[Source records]

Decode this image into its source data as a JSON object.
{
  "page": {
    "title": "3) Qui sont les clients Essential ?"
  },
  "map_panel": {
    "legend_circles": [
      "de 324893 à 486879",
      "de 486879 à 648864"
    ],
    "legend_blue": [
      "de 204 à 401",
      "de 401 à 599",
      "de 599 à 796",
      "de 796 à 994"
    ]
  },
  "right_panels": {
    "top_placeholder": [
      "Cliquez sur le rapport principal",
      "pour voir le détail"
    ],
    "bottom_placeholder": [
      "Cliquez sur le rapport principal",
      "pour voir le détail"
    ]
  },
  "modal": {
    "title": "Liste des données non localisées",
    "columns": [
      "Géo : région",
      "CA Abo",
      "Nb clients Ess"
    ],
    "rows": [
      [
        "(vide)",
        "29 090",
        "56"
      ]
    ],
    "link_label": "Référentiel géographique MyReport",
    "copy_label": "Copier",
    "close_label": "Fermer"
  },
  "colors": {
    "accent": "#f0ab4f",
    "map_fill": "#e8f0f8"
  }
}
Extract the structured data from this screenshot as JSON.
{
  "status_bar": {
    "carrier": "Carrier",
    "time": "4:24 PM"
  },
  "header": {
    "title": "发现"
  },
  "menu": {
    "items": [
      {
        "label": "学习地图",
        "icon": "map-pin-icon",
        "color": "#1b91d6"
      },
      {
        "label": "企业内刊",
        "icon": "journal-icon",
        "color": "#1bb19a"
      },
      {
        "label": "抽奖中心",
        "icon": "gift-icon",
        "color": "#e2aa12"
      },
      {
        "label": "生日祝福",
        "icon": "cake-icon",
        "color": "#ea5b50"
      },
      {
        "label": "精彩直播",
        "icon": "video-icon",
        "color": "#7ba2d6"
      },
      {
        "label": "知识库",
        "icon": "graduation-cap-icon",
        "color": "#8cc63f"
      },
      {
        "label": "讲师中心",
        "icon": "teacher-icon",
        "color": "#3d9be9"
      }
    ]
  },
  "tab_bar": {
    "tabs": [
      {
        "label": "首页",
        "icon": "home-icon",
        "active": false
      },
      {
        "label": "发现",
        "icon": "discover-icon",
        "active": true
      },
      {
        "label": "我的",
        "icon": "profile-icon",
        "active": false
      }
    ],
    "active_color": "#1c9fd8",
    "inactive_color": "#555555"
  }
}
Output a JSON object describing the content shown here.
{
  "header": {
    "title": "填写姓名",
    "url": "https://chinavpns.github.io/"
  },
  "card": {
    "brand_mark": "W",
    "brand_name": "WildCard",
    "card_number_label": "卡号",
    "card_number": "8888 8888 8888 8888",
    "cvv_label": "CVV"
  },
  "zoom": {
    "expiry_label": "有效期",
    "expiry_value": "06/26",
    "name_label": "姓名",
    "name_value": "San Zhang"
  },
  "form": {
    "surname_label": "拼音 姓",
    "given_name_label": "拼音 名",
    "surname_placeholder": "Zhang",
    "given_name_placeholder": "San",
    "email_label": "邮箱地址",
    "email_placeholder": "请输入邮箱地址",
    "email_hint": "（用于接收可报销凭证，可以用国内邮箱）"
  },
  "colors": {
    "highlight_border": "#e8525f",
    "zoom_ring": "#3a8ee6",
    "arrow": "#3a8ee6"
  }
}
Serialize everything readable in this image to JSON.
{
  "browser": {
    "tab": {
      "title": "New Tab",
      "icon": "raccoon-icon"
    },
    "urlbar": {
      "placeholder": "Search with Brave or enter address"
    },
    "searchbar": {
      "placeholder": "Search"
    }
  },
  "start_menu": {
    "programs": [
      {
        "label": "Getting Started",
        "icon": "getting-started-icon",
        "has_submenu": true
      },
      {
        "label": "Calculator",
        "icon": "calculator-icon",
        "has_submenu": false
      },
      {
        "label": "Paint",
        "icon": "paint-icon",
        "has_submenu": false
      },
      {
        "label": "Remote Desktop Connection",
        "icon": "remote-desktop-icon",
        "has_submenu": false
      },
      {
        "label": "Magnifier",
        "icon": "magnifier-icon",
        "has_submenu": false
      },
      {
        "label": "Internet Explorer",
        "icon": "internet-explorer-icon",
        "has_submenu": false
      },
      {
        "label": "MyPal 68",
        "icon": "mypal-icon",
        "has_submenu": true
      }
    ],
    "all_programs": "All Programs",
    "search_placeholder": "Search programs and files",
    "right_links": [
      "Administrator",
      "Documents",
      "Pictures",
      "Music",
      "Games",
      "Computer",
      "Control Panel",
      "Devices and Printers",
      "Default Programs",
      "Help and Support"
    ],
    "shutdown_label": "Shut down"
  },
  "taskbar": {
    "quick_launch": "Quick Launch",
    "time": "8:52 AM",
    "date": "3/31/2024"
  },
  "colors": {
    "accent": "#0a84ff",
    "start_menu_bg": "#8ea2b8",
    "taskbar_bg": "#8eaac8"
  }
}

> [Aim of the exercise]:
Your task is to print the whole listing again exactly.

> [Exercise answer]:
Decode this image into its source data as a JSON object.
{
  "page": {
    "title": "3) Qui sont les clients Essential ?"
  },
  "map_panel": {
    "legend_circles": [
      "de 324893 à 486879",
      "de 486879 à 648864"
    ],
    "legend_blue": [
      "de 204 à 401",
      "de 401 à 599",
      "de 599 à 796",
      "de 796 à 994"
    ]
  },
  "right_panels": {
    "top_placeholder": [
      "Cliquez sur le rapport principal",
      "pour voir le détail"
    ],
    "bottom_placeholder": [
      "Cliquez sur le rapport principal",
      "pour voir le détail"
    ]
  },
  "modal": {
    "title": "Liste des données non localisées",
    "columns": [
      "Géo : région",
      "CA Abo",
      "Nb clients Ess"
    ],
    "rows": [
      [
        "(vide)",
        "29 090",
        "56"
      ]
    ],
    "link_label": "Référentiel géographique MyReport",
    "copy_label": "Copier",
    "close_label": "Fermer"
  },
  "colors": {
    "accent": "#f0ab4f",
    "map_fill": "#e8f0f8"
  }
}
Extract the structured data from this screenshot as JSON.
{
  "status_bar": {
    "carrier": "Carrier",
    "time": "4:24 PM"
  },
  "header": {
    "title": "发现"
  },
  "menu": {
    "items": [
      {
        "label": "学习地图",
        "icon": "map-pin-icon",
        "color": "#1b91d6"
      },
      {
        "label": "企业内刊",
        "icon": "journal-icon",
        "color": "#1bb19a"
      },
      {
        "label": "抽奖中心",
        "icon": "gift-icon",
        "color": "#e2aa12"
      },
      {
        "label": "生日祝福",
        "icon": "cake-icon",
        "color": "#ea5b50"
      },
      {
        "label": "精彩直播",
        "icon": "video-icon",
        "color": "#7ba2d6"
      },
      {
        "label": "知识库",
        "icon": "graduation-cap-icon",
        "color": "#8cc63f"
      },
      {
        "label": "讲师中心",
        "icon": "teacher-icon",
        "color": "#3d9be9"
      }
    ]
  },
  "tab_bar": {
    "tabs": [
      {
        "label": "首页",
        "icon": "home-icon",
        "active": false
      },
      {
        "label": "发现",
        "icon": "discover-icon",
        "active": true
      },
      {
        "label": "我的",
        "icon": "profile-icon",
        "active": false
      }
    ],
    "active_color": "#1c9fd8",
    "inactive_color": "#555555"
  }
}
Output a JSON object describing the content shown here.
{
  "header": {
    "title": "填写姓名",
    "url": "https://chinavpns.github.io/"
  },
  "card": {
    "brand_mark": "W",
    "brand_name": "WildCard",
    "card_number_label": "卡号",
    "card_number": "8888 8888 8888 8888",
    "cvv_label": "CVV"
  },
  "zoom": {
    "expiry_label": "有效期",
    "expiry_value": "06/26",
    "name_label": "姓名",
    "name_value": "San Zhang"
  },
  "form": {
    "surname_label": "拼音 姓",
    "given_name_label": "拼音 名",
    "surname_placeholder": "Zhang",
    "given_name_placeholder": "San",
    "email_label": "邮箱地址",
    "email_placeholder": "请输入邮箱地址",
    "email_hint": "（用于接收可报销凭证，可以用国内邮箱）"
  },
  "colors": {
    "highlight_border": "#e8525f",
    "zoom_ring": "#3a8ee6",
    "arrow": "#3a8ee6"
  }
}
Serialize everything readable in this image to JSON.
{
  "browser": {
    "tab": {
      "title": "New Tab",
      "icon": "raccoon-icon"
    },
    "urlbar": {
      "placeholder": "Search with Brave or enter address"
    },
    "searchbar": {
      "placeholder": "Search"
    }
  },
  "start_menu": {
    "programs": [
      {
        "label": "Getting Started",
        "icon": "getting-started-icon",
        "has_submenu": true
      },
      {
        "label": "Calculator",
        "icon": "calculator-icon",
        "has_submenu": false
      },
      {
        "label": "Paint",
        "icon": "paint-icon",
        "has_submenu": false
      },
      {
        "label": "Remote Desktop Connection",
        "icon": "remote-desktop-icon",
        "has_submenu": false
      },
      {
        "label": "Magnifier",
        "icon": "magnifier-icon",
        "has_submenu": false
      },
      {
        "label": "Internet Explorer",
        "icon": "internet-explorer-icon",
        "has_submenu": false
      },
      {
        "label": "MyPal 68",
        "icon": "mypal-icon",
        "has_submenu": true
      }
    ],
    "all_programs": "All Programs",
    "search_placeholder": "Search programs and files",
    "right_links": [
      "Administrator",
      "Documents",
      "Pictures",
      "Music",
      "Games",
      "Computer",
      "Control Panel",
      "Devices and Printers",
      "Default Programs",
      "Help and Support"
    ],
    "shutdown_label": "Shut down"
  },
  "taskbar": {
    "quick_launch": "Quick Launch",
    "time": "8:52 AM",
    "date": "3/31/2024"
  },
  "colors": {
    "accent": "#0a84ff",
    "start_menu_bg": "#8ea2b8",
    "taskbar_bg": "#8eaac8"
  }
}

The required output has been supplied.